*Aufgaben:*
a) Fasse den Beitrag zu Automation in zwei Sätzen zusammen.
b) Gib den Abschnitt aus dem Beitrag zu Automation wortgetreu aus. Beginne bei den Wörtern "Das Indie-Spiel Automation" und höre nach "einen Gewinn erzielen." auf.
c) Ab welcher Zeit spielt man laut dem Beitrag zu Automation die Rolle eines Automobilherstellers?

*Textauszug:*
┄┄┄┄┄┄┄┄┄┄┄┄┄┄┄┄┄┄┄┄
# Ein neuer Tycoon: Automation



## pyrlik (29. Februar 2012)

Dieser Inhalt steht nur eingeloggten Mitgliedern zur Verfügung.
        

​*Bau dein eigenes Auto*

Wer kennt noch Rüsselsheim, Car Tycoon oder Oldtimer? Es sind Tycoons, in denen man Autos entwickelt, sie in Fabriken baut und vermarktet. Eine Wirtschaftssimulation eben. Nun sind aber einige Jahre ins Land gezogen und im Hinblick auf Releases in dem Bereich siehts eher düster aus.

Das Indie-Spiel Automation wird in Kürze marktreif sein. Man spielt die Rolle eines Automobilherstellers nach dem 2.Weltkrieg. Ihr müsst Autos entwickeln und verkaufen und solltet dabei auch einen Gewinn erzielen.

Das Spiel wird von der technischen Seite so präzise wie nur möglich, beispielsweise beim entwickeln eines eigenen Motors. Ein leistungsstarker Simulator stellt sicher, dass jede Einstellung beim Motor, vom Hubraum über die Nockenwelle bis zum Kraftstoffsystem, eine Charakteristik erzeugt, die mit der Realität im Einklang ist, Schadstoffemissionen inklusive.

Darüber hinaus müsst Ihr natürlich auch ein Unternehmen leiten, und hier muss auch beachtet werden, dass die Menschen in jedem Teil der Welt andere Anforderungen stellen, auch der Markt wird sich im Laufe der Jahre des Spiels wandeln.
┄┄┄┄┄┄┄┄┄┄┄┄┄┄┄┄┄┄┄┄
*Zu prüfende Daten:*
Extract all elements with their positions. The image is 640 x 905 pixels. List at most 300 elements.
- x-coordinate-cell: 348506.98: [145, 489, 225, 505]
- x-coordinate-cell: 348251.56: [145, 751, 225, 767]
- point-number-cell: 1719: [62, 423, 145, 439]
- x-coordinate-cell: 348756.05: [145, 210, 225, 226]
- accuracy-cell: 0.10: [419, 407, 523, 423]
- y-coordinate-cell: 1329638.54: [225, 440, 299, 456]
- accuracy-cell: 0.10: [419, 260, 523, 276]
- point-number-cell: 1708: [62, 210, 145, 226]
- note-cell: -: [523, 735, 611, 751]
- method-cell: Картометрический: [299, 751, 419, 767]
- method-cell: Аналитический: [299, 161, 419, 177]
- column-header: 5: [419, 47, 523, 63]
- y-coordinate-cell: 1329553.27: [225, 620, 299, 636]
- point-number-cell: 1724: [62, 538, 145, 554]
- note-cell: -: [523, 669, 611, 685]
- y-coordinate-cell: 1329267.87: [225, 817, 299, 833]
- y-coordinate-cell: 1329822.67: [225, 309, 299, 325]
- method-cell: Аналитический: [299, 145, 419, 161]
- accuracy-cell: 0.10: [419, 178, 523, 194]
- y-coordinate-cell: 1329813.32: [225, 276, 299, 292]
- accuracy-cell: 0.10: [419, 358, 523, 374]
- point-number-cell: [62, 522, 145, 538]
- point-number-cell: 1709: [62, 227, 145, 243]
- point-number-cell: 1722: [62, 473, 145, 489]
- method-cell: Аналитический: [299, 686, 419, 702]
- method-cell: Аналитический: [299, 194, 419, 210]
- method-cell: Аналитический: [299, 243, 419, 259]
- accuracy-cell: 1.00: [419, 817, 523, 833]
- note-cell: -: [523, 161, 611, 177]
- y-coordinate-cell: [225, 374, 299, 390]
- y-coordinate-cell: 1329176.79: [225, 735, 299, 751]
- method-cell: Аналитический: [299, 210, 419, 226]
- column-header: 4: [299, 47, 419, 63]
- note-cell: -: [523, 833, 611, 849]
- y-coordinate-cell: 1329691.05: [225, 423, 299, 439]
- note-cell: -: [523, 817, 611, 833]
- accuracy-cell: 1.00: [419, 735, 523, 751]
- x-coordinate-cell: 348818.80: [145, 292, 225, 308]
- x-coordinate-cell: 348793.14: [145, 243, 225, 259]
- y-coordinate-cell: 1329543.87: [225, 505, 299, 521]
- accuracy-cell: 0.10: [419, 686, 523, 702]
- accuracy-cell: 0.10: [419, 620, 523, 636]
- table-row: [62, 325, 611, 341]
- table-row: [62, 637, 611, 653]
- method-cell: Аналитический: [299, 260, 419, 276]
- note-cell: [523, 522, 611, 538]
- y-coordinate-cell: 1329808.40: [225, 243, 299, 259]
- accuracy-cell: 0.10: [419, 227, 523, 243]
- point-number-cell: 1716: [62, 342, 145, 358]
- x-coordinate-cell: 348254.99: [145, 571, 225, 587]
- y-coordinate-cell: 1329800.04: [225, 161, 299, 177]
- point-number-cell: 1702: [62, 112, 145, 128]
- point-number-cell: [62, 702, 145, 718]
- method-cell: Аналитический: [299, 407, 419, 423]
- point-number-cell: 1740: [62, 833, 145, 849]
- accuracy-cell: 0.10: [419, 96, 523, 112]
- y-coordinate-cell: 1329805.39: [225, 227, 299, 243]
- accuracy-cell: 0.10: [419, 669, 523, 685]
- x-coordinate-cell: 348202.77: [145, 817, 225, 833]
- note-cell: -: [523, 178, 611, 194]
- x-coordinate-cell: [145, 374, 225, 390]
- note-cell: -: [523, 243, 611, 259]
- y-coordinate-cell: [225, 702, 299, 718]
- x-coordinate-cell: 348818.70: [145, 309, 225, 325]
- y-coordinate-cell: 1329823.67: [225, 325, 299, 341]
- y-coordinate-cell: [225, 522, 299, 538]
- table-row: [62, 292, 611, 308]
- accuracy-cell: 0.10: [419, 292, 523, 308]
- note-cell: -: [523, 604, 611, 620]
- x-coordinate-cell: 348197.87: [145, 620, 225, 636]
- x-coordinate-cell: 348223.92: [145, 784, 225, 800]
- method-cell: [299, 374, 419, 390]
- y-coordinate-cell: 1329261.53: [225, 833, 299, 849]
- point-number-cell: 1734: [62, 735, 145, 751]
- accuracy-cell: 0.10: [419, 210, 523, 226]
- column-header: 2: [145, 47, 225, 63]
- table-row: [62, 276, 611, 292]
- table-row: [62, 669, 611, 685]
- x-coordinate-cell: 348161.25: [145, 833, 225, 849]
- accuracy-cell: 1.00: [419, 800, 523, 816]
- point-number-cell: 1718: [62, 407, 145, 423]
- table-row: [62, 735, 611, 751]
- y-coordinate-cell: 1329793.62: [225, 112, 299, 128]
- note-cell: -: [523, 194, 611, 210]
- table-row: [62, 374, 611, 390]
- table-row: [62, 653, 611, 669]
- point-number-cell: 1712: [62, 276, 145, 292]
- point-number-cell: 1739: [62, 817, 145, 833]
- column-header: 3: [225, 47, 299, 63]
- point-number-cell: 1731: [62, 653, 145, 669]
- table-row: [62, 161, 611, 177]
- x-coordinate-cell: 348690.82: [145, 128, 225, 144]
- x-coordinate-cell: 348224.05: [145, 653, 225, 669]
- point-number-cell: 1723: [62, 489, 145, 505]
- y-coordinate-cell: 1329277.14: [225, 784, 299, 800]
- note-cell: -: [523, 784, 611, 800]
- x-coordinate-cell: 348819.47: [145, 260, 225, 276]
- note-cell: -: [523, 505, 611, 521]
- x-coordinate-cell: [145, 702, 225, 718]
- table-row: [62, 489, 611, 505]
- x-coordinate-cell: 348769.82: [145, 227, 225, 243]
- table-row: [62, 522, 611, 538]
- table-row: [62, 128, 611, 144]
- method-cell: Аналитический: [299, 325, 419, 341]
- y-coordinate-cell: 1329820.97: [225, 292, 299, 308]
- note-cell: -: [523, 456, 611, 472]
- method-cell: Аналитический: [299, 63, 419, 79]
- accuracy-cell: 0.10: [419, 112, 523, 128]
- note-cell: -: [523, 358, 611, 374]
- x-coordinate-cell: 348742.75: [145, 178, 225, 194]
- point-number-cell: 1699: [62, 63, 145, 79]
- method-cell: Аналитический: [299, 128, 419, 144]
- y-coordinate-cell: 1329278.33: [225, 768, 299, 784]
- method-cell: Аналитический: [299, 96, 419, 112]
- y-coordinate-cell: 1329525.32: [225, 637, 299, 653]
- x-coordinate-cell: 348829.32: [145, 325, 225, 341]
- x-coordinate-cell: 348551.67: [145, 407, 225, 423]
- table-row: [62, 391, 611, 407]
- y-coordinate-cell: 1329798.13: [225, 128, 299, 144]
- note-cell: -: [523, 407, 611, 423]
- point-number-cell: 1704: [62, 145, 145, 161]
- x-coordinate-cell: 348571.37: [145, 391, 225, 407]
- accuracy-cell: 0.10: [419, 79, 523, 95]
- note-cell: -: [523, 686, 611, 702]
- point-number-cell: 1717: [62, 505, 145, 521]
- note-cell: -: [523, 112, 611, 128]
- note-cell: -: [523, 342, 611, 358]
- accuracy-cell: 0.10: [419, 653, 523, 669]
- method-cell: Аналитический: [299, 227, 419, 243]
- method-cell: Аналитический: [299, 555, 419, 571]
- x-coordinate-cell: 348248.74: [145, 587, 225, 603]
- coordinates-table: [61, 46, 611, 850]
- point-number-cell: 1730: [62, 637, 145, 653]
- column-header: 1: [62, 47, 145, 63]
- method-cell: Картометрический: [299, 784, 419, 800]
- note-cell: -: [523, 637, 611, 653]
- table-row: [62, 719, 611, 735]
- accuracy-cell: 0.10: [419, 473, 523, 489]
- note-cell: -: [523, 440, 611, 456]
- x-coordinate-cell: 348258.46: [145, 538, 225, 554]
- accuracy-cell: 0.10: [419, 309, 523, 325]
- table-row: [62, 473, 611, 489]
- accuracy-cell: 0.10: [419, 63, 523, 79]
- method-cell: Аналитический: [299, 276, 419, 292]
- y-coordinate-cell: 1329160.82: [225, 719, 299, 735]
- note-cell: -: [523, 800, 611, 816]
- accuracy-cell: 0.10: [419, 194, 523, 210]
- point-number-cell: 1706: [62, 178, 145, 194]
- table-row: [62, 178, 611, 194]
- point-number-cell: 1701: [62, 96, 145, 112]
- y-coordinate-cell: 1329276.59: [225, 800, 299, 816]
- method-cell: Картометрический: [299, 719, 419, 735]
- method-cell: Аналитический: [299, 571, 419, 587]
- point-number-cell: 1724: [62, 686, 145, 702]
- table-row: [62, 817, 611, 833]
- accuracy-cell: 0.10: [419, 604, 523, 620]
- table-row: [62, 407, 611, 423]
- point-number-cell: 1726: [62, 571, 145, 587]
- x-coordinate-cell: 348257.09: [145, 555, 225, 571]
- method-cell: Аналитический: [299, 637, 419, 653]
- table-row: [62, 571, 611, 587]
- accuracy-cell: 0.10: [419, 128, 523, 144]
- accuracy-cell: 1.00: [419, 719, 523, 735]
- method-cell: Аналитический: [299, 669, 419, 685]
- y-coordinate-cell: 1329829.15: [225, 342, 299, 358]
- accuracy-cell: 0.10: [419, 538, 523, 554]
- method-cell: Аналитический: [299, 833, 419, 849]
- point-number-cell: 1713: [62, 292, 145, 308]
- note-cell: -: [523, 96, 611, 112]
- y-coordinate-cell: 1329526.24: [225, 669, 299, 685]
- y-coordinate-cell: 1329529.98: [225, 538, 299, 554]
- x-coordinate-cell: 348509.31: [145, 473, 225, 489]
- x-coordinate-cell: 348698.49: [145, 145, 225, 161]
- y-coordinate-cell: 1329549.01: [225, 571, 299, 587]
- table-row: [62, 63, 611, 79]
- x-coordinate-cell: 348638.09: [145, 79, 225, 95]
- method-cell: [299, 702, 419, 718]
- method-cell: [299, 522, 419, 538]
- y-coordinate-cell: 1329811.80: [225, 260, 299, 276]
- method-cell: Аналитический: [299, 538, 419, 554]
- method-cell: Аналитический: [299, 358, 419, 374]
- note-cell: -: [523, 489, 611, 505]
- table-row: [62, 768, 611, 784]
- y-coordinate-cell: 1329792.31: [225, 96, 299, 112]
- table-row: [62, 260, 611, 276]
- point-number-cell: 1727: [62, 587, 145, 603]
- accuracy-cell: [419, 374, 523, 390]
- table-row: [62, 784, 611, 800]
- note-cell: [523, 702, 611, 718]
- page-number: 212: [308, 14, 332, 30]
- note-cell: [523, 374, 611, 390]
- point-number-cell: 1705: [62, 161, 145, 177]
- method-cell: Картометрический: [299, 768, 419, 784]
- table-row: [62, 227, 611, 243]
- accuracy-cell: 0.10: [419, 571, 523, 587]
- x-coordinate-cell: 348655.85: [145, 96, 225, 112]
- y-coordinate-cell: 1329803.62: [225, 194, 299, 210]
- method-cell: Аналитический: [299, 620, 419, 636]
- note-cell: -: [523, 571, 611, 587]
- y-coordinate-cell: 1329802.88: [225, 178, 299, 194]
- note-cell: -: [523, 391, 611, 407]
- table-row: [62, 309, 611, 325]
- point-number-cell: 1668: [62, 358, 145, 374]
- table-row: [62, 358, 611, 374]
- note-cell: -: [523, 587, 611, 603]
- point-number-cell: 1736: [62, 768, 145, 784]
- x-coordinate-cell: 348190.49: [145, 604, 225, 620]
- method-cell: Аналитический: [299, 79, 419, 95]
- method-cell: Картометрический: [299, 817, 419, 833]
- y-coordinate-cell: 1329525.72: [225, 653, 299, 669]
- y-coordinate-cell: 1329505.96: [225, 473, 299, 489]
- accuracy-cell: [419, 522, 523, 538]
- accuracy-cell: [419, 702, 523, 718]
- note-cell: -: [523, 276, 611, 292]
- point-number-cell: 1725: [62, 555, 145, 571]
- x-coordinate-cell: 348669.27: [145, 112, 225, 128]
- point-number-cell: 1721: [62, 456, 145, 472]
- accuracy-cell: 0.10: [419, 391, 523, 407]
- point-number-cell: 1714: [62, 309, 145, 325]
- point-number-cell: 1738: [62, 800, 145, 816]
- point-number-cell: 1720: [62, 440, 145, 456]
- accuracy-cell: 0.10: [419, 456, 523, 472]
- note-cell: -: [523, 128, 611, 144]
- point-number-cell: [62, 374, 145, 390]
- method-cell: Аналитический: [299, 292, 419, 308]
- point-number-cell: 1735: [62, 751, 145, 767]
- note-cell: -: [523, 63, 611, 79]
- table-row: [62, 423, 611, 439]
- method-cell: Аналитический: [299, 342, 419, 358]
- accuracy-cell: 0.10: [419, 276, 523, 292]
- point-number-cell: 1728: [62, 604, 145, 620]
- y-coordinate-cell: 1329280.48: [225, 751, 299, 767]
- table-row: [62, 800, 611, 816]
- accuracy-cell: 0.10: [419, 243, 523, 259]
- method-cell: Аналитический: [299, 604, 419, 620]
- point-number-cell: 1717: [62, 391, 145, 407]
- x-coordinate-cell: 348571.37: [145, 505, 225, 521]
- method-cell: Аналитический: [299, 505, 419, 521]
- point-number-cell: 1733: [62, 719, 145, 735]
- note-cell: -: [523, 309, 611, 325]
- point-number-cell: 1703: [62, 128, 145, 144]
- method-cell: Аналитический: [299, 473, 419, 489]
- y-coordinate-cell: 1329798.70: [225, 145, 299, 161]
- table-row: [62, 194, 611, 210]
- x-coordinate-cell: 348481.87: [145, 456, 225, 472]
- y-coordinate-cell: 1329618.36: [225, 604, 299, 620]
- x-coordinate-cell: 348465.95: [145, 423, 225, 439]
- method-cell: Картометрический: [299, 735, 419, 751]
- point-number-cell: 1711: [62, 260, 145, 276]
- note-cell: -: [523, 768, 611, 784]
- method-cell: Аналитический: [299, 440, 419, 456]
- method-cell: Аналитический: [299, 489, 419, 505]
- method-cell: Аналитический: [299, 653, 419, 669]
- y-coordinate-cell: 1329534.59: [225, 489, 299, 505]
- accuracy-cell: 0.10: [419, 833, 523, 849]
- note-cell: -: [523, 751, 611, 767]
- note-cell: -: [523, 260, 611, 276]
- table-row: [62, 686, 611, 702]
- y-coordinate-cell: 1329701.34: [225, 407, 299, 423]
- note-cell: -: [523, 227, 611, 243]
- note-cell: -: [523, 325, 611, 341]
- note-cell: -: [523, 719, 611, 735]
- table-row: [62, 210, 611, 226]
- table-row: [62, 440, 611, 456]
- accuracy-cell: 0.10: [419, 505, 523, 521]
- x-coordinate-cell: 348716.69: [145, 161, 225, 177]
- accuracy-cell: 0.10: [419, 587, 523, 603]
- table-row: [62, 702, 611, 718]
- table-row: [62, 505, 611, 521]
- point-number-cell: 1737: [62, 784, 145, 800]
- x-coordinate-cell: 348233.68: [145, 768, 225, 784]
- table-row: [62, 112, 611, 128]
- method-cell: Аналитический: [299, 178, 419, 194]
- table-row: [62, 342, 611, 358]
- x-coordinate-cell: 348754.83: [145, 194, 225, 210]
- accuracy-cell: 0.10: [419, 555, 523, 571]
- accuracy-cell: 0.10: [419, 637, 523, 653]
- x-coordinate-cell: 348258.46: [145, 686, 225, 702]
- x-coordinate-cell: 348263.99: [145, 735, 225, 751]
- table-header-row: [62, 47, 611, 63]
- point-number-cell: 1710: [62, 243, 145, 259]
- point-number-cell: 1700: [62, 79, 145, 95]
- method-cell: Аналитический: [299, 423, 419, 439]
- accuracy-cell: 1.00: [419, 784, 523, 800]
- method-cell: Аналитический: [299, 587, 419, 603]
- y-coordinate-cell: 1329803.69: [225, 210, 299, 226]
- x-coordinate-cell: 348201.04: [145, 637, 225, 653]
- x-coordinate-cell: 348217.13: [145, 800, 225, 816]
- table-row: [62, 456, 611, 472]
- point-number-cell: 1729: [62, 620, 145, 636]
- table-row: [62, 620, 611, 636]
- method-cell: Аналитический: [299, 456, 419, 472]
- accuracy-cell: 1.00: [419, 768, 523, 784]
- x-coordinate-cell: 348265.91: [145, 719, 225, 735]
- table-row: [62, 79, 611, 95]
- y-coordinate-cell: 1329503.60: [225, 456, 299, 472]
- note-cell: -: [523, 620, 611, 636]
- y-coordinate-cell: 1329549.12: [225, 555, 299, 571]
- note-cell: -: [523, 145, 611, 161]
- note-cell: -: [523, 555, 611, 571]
┄┄┄┄┄┄┄┄┄┄┄┄┄┄┄┄┄┄┄┄
*Lösungen:*
a) Im Indie-Spiel Automation, das in Kürze marktreif sein soll, spielt man einen Automobilhersteller nach dem Zweiten Weltkrieg, der Autos entwickeln und mit Gewinn verkaufen muss. Ein Simulator sorgt dafür, dass jede Motoreinstellung eine realitätsnahe Charakteristik samt Schadstoffemissionen ergibt, und zugleich führt man ein Unternehmen, dessen Kunden je nach Weltregion Verschiedenes verlangen und dessen Markt sich über die Jahre wandelt.

b)
Das Indie-Spiel Automation wird in Kürze marktreif sein. Man spielt die Rolle eines Automobilherstellers nach dem 2.Weltkrieg. Ihr müsst Autos entwickeln und verkaufen und solltet dabei auch einen Gewinn erzielen.

c) Nach dem Zweiten Weltkrieg.